■ Short problem: What follows is a listing; give it again exactly, in its entirety.
[Records to use start]
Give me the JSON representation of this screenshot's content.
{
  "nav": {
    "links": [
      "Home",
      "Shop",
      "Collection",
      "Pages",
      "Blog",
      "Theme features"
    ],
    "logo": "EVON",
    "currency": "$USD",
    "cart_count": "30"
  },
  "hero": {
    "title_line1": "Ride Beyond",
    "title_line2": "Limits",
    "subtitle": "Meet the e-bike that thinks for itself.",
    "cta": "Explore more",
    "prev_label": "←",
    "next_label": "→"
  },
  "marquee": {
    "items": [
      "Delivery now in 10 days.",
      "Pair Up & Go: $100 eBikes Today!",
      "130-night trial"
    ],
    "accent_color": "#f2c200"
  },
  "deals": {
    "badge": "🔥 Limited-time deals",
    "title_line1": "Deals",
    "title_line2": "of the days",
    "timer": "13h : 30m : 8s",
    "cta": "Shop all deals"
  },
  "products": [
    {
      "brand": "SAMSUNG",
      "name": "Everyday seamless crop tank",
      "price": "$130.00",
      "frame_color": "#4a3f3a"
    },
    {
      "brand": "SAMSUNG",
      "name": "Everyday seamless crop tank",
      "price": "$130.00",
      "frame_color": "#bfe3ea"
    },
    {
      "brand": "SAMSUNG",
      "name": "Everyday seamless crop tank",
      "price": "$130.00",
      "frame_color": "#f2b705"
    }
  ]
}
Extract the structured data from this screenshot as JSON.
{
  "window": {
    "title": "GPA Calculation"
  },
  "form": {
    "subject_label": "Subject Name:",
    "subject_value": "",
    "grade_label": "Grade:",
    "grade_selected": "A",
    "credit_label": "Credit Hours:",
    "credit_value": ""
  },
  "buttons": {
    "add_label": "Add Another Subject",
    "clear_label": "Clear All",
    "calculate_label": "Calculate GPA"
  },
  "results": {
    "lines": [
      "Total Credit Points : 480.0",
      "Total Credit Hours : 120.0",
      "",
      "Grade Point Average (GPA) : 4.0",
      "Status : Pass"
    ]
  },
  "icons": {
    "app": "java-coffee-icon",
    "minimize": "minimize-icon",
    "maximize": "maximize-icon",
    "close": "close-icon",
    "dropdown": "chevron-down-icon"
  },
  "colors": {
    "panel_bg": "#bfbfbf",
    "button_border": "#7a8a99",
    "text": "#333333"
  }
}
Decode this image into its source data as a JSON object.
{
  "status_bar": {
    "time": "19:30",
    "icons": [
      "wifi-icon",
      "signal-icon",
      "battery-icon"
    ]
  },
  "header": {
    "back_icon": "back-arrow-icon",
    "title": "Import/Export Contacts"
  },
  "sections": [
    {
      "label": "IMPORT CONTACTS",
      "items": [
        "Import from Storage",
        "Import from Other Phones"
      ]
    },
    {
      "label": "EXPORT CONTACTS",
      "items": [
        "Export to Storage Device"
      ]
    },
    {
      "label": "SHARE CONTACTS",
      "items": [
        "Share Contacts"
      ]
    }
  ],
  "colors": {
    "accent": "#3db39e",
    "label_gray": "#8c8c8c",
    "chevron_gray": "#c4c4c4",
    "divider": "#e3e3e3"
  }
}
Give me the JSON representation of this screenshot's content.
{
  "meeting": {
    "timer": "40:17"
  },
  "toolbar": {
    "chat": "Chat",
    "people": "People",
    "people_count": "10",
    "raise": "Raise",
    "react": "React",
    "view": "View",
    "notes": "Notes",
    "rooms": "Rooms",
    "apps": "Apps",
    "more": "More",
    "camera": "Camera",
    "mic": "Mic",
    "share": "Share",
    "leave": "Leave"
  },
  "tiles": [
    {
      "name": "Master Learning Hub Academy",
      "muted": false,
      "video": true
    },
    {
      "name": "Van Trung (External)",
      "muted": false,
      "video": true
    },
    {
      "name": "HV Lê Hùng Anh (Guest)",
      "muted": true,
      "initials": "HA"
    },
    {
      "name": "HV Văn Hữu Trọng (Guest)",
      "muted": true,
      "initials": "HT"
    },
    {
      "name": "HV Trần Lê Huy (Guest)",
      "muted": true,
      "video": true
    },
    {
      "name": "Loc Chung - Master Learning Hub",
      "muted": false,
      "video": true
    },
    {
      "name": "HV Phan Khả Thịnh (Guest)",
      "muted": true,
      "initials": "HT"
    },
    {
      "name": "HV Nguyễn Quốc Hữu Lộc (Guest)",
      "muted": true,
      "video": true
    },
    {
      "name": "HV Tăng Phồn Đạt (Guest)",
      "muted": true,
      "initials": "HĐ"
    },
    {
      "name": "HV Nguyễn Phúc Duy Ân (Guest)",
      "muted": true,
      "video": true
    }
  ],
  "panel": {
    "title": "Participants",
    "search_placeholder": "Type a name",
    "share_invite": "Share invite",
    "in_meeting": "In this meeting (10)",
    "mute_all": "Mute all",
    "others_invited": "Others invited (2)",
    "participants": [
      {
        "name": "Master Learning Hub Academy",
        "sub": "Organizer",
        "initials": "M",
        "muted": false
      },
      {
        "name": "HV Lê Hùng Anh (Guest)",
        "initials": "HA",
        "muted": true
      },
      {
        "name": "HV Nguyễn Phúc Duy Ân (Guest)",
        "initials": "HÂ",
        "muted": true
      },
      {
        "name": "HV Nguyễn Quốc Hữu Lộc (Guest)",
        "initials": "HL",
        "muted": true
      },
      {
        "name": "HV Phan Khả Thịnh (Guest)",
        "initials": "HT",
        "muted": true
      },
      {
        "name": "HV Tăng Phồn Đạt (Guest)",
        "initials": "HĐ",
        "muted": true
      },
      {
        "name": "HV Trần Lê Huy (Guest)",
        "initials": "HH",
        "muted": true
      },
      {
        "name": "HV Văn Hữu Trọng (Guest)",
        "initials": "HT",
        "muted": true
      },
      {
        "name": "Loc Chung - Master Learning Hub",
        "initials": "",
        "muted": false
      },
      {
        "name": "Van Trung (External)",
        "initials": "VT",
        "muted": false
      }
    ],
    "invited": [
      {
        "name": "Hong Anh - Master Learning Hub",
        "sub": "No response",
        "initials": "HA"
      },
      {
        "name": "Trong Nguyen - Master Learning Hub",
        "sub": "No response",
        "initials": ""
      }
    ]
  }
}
[Records to use end]
■ Written answer:
Give me the JSON representation of this screenshot's content.
{
  "nav": {
    "links": [
      "Home",
      "Shop",
      "Collection",
      "Pages",
      "Blog",
      "Theme features"
    ],
    "logo": "EVON",
    "currency": "$USD",
    "cart_count": "30"
  },
  "hero": {
    "title_line1": "Ride Beyond",
    "title_line2": "Limits",
    "subtitle": "Meet the e-bike that thinks for itself.",
    "cta": "Explore more",
    "prev_label": "←",
    "next_label": "→"
  },
  "marquee": {
    "items": [
      "Delivery now in 10 days.",
      "Pair Up & Go: $100 eBikes Today!",
      "130-night trial"
    ],
    "accent_color": "#f2c200"
  },
  "deals": {
    "badge": "🔥 Limited-time deals",
    "title_line1": "Deals",
    "title_line2": "of the days",
    "timer": "13h : 30m : 8s",
    "cta": "Shop all deals"
  },
  "products": [
    {
      "brand": "SAMSUNG",
      "name": "Everyday seamless crop tank",
      "price": "$130.00",
      "frame_color": "#4a3f3a"
    },
    {
      "brand": "SAMSUNG",
      "name": "Everyday seamless crop tank",
      "price": "$130.00",
      "frame_color": "#bfe3ea"
    },
    {
      "brand": "SAMSUNG",
      "name": "Everyday seamless crop tank",
      "price": "$130.00",
      "frame_color": "#f2b705"
    }
  ]
}
Extract the structured data from this screenshot as JSON.
{
  "window": {
    "title": "GPA Calculation"
  },
  "form": {
    "subject_label": "Subject Name:",
    "subject_value": "",
    "grade_label": "Grade:",
    "grade_selected": "A",
    "credit_label": "Credit Hours:",
    "credit_value": ""
  },
  "buttons": {
    "add_label": "Add Another Subject",
    "clear_label": "Clear All",
    "calculate_label": "Calculate GPA"
  },
  "results": {
    "lines": [
      "Total Credit Points : 480.0",
      "Total Credit Hours : 120.0",
      "",
      "Grade Point Average (GPA) : 4.0",
      "Status : Pass"
    ]
  },
  "icons": {
    "app": "java-coffee-icon",
    "minimize": "minimize-icon",
    "maximize": "maximize-icon",
    "close": "close-icon",
    "dropdown": "chevron-down-icon"
  },
  "colors": {
    "panel_bg": "#bfbfbf",
    "button_border": "#7a8a99",
    "text": "#333333"
  }
}
Decode this image into its source data as a JSON object.
{
  "status_bar": {
    "time": "19:30",
    "icons": [
      "wifi-icon",
      "signal-icon",
      "battery-icon"
    ]
  },
  "header": {
    "back_icon": "back-arrow-icon",
    "title": "Import/Export Contacts"
  },
  "sections": [
    {
      "label": "IMPORT CONTACTS",
      "items": [
        "Import from Storage",
        "Import from Other Phones"
      ]
    },
    {
      "label": "EXPORT CONTACTS",
      "items": [
        "Export to Storage Device"
      ]
    },
    {
      "label": "SHARE CONTACTS",
      "items": [
        "Share Contacts"
      ]
    }
  ],
  "colors": {
    "accent": "#3db39e",
    "label_gray": "#8c8c8c",
    "chevron_gray": "#c4c4c4",
    "divider": "#e3e3e3"
  }
}
Give me the JSON representation of this screenshot's content.
{
  "meeting": {
    "timer": "40:17"
  },
  "toolbar": {
    "chat": "Chat",
    "people": "People",
    "people_count": "10",
    "raise": "Raise",
    "react": "React",
    "view": "View",
    "notes": "Notes",
    "rooms": "Rooms",
    "apps": "Apps",
    "more": "More",
    "camera": "Camera",
    "mic": "Mic",
    "share": "Share",
    "leave": "Leave"
  },
  "tiles": [
    {
      "name": "Master Learning Hub Academy",
      "muted": false,
      "video": true
    },
    {
      "name": "Van Trung (External)",
      "muted": false,
      "video": true
    },
    {
      "name": "HV Lê Hùng Anh (Guest)",
      "muted": true,
      "initials": "HA"
    },
    {
      "name": "HV Văn Hữu Trọng (Guest)",
      "muted": true,
      "initials": "HT"
    },
    {
      "name": "HV Trần Lê Huy (Guest)",
      "muted": true,
      "video": true
    },
    {
      "name": "Loc Chung - Master Learning Hub",
      "muted": false,
      "video": true
    },
    {
      "name": "HV Phan Khả Thịnh (Guest)",
      "muted": true,
      "initials": "HT"
    },
    {
      "name": "HV Nguyễn Quốc Hữu Lộc (Guest)",
      "muted": true,
      "video": true
    },
    {
      "name": "HV Tăng Phồn Đạt (Guest)",
      "muted": true,
      "initials": "HĐ"
    },
    {
      "name": "HV Nguyễn Phúc Duy Ân (Guest)",
      "muted": true,
      "video": true
    }
  ],
  "panel": {
    "title": "Participants",
    "search_placeholder": "Type a name",
    "share_invite": "Share invite",
    "in_meeting": "In this meeting (10)",
    "mute_all": "Mute all",
    "others_invited": "Others invited (2)",
    "participants": [
      {
        "name": "Master Learning Hub Academy",
        "sub": "Organizer",
        "initials": "M",
        "muted": false
      },
      {
        "name": "HV Lê Hùng Anh (Guest)",
        "initials": "HA",
        "muted": true
      },
      {
        "name": "HV Nguyễn Phúc Duy Ân (Guest)",
        "initials": "HÂ",
        "muted": true
      },
      {
        "name": "HV Nguyễn Quốc Hữu Lộc (Guest)",
        "initials": "HL",
        "muted": true
      },
      {
        "name": "HV Phan Khả Thịnh (Guest)",
        "initials": "HT",
        "muted": true
      },
      {
        "name": "HV Tăng Phồn Đạt (Guest)",
        "initials": "HĐ",
        "muted": true
      },
      {
        "name": "HV Trần Lê Huy (Guest)",
        "initials": "HH",
        "muted": true
      },
      {
        "name": "HV Văn Hữu Trọng (Guest)",
        "initials": "HT",
        "muted": true
      },
      {
        "name": "Loc Chung - Master Learning Hub",
        "initials": "",
        "muted": false
      },
      {
        "name": "Van Trung (External)",
        "initials": "VT",
        "muted": false
      }
    ],
    "invited": [
      {
        "name": "Hong Anh - Master Learning Hub",
        "sub": "No response",
        "initials": "HA"
      },
      {
        "name": "Trong Nguyen - Master Learning Hub",
        "sub": "No response",
        "initials": ""
      }
    ]
  }
}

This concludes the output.